Directive |
Each entry below should be reproduced character for character.

Provided data |
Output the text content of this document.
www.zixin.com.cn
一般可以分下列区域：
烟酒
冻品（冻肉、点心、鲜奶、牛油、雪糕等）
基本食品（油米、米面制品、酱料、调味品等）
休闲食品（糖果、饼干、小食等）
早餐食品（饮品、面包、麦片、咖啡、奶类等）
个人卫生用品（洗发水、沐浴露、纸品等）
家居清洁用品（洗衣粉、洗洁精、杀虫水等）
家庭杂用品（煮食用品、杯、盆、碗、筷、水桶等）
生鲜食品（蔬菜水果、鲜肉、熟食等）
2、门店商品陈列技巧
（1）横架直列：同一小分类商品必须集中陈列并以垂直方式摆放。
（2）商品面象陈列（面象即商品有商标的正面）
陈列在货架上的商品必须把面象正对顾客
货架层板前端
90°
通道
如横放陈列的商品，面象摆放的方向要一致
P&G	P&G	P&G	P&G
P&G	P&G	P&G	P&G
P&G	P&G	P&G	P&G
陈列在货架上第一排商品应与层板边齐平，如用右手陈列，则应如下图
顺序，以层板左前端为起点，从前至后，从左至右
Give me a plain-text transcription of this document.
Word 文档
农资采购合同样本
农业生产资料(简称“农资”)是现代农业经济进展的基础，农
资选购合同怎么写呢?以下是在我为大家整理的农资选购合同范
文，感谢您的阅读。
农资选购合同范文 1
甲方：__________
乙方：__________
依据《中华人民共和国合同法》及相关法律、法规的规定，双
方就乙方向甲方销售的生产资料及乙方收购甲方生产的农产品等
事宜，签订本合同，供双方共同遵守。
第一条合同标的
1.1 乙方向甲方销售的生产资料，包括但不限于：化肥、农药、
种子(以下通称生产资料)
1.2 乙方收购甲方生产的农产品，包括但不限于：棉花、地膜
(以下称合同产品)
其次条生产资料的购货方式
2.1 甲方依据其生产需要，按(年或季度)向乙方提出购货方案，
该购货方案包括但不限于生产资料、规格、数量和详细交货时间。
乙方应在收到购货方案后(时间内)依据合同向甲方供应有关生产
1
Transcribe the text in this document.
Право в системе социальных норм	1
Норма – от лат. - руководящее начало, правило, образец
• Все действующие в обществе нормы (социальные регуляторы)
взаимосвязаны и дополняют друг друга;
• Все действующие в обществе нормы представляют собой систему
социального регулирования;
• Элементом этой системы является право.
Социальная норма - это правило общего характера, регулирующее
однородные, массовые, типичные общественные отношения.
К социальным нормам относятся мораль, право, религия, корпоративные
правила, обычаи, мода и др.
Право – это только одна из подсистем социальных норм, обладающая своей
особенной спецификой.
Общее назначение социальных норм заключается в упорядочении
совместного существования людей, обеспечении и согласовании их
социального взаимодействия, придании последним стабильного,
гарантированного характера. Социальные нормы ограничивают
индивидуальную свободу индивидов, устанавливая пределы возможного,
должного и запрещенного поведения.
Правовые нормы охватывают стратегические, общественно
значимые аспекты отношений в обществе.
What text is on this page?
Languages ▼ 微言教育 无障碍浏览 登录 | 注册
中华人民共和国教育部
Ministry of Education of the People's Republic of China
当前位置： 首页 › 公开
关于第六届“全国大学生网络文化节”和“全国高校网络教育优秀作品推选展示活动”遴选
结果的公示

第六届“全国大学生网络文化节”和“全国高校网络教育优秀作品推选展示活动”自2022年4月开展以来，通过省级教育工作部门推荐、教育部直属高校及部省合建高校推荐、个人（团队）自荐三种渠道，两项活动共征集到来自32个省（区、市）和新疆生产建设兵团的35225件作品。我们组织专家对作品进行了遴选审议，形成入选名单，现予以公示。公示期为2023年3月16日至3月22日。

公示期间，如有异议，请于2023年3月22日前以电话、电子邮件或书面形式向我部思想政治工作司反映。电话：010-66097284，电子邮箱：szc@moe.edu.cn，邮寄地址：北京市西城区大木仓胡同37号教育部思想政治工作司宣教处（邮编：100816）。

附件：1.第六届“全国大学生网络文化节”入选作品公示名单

Completed task |
Output the text content of this document.
www.zixin.com.cn
一般可以分下列区域：
烟酒
冻品（冻肉、点心、鲜奶、牛油、雪糕等）
基本食品（油米、米面制品、酱料、调味品等）
休闲食品（糖果、饼干、小食等）
早餐食品（饮品、面包、麦片、咖啡、奶类等）
个人卫生用品（洗发水、沐浴露、纸品等）
家居清洁用品（洗衣粉、洗洁精、杀虫水等）
家庭杂用品（煮食用品、杯、盆、碗、筷、水桶等）
生鲜食品（蔬菜水果、鲜肉、熟食等）
2、门店商品陈列技巧
（1）横架直列：同一小分类商品必须集中陈列并以垂直方式摆放。
（2）商品面象陈列（面象即商品有商标的正面）
陈列在货架上的商品必须把面象正对顾客
货架层板前端
90°
通道
如横放陈列的商品，面象摆放的方向要一致
P&G	P&G	P&G	P&G
P&G	P&G	P&G	P&G
P&G	P&G	P&G	P&G
陈列在货架上第一排商品应与层板边齐平，如用右手陈列，则应如下图
顺序，以层板左前端为起点，从前至后，从左至右
Give me a plain-text transcription of this document.
Word 文档
农资采购合同样本
农业生产资料(简称“农资”)是现代农业经济进展的基础，农
资选购合同怎么写呢?以下是在我为大家整理的农资选购合同范
文，感谢您的阅读。
农资选购合同范文 1
甲方：__________
乙方：__________
依据《中华人民共和国合同法》及相关法律、法规的规定，双
方就乙方向甲方销售的生产资料及乙方收购甲方生产的农产品等
事宜，签订本合同，供双方共同遵守。
第一条合同标的
1.1 乙方向甲方销售的生产资料，包括但不限于：化肥、农药、
种子(以下通称生产资料)
1.2 乙方收购甲方生产的农产品，包括但不限于：棉花、地膜
(以下称合同产品)
其次条生产资料的购货方式
2.1 甲方依据其生产需要，按(年或季度)向乙方提出购货方案，
该购货方案包括但不限于生产资料、规格、数量和详细交货时间。
乙方应在收到购货方案后(时间内)依据合同向甲方供应有关生产
1
Transcribe the text in this document.
Право в системе социальных норм	1
Норма – от лат. - руководящее начало, правило, образец
• Все действующие в обществе нормы (социальные регуляторы)
взаимосвязаны и дополняют друг друга;
• Все действующие в обществе нормы представляют собой систему
социального регулирования;
• Элементом этой системы является право.
Социальная норма - это правило общего характера, регулирующее
однородные, массовые, типичные общественные отношения.
К социальным нормам относятся мораль, право, религия, корпоративные
правила, обычаи, мода и др.
Право – это только одна из подсистем социальных норм, обладающая своей
особенной спецификой.
Общее назначение социальных норм заключается в упорядочении
совместного существования людей, обеспечении и согласовании их
социального взаимодействия, придании последним стабильного,
гарантированного характера. Социальные нормы ограничивают
индивидуальную свободу индивидов, устанавливая пределы возможного,
должного и запрещенного поведения.
Правовые нормы охватывают стратегические, общественно
значимые аспекты отношений в обществе.
What text is on this page?
Languages ▼ 微言教育 无障碍浏览 登录 | 注册
中华人民共和国教育部
Ministry of Education of the People's Republic of China
当前位置： 首页 › 公开
关于第六届“全国大学生网络文化节”和“全国高校网络教育优秀作品推选展示活动”遴选
结果的公示

第六届“全国大学生网络文化节”和“全国高校网络教育优秀作品推选展示活动”自2022年4月开展以来，通过省级教育工作部门推荐、教育部直属高校及部省合建高校推荐、个人（团队）自荐三种渠道，两项活动共征集到来自32个省（区、市）和新疆生产建设兵团的35225件作品。我们组织专家对作品进行了遴选审议，形成入选名单，现予以公示。公示期为2023年3月16日至3月22日。

公示期间，如有异议，请于2023年3月22日前以电话、电子邮件或书面形式向我部思想政治工作司反映。电话：010-66097284，电子邮箱：szc@moe.edu.cn，邮寄地址：北京市西城区大木仓胡同37号教育部思想政治工作司宣教处（邮编：100816）。

附件：1.第六届“全国大学生网络文化节”入选作品公示名单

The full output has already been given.